▶ **Written exercise**:
Repeat every record below exactly as written.

(begin)

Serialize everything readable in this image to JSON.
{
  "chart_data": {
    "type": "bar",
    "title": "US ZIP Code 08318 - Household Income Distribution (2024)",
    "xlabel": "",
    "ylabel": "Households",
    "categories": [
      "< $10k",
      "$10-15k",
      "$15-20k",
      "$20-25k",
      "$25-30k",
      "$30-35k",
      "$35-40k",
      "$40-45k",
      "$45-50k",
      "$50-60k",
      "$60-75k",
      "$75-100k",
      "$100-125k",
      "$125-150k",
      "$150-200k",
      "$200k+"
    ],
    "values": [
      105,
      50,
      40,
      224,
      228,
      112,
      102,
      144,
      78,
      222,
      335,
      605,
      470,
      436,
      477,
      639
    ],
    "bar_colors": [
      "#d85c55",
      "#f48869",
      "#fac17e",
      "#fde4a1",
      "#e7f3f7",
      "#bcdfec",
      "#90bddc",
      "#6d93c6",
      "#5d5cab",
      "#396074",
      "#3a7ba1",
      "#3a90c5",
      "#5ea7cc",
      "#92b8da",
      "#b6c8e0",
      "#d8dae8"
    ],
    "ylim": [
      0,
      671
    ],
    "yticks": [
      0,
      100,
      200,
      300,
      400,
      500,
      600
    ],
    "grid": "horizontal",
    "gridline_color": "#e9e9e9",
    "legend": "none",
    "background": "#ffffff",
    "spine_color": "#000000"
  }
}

(end)

▶ **Task output**:
Serialize everything readable in this image to JSON.
{
  "chart_data": {
    "type": "bar",
    "title": "US ZIP Code 08318 - Household Income Distribution (2024)",
    "xlabel": "",
    "ylabel": "Households",
    "categories": [
      "< $10k",
      "$10-15k",
      "$15-20k",
      "$20-25k",
      "$25-30k",
      "$30-35k",
      "$35-40k",
      "$40-45k",
      "$45-50k",
      "$50-60k",
      "$60-75k",
      "$75-100k",
      "$100-125k",
      "$125-150k",
      "$150-200k",
      "$200k+"
    ],
    "values": [
      105,
      50,
      40,
      224,
      228,
      112,
      102,
      144,
      78,
      222,
      335,
      605,
      470,
      436,
      477,
      639
    ],
    "bar_colors": [
      "#d85c55",
      "#f48869",
      "#fac17e",
      "#fde4a1",
      "#e7f3f7",
      "#bcdfec",
      "#90bddc",
      "#6d93c6",
      "#5d5cab",
      "#396074",
      "#3a7ba1",
      "#3a90c5",
      "#5ea7cc",
      "#92b8da",
      "#b6c8e0",
      "#d8dae8"
    ],
    "ylim": [
      0,
      671
    ],
    "yticks": [
      0,
      100,
      200,
      300,
      400,
      500,
      600
    ],
    "grid": "horizontal",
    "gridline_color": "#e9e9e9",
    "legend": "none",
    "background": "#ffffff",
    "spine_color": "#000000"
  }
}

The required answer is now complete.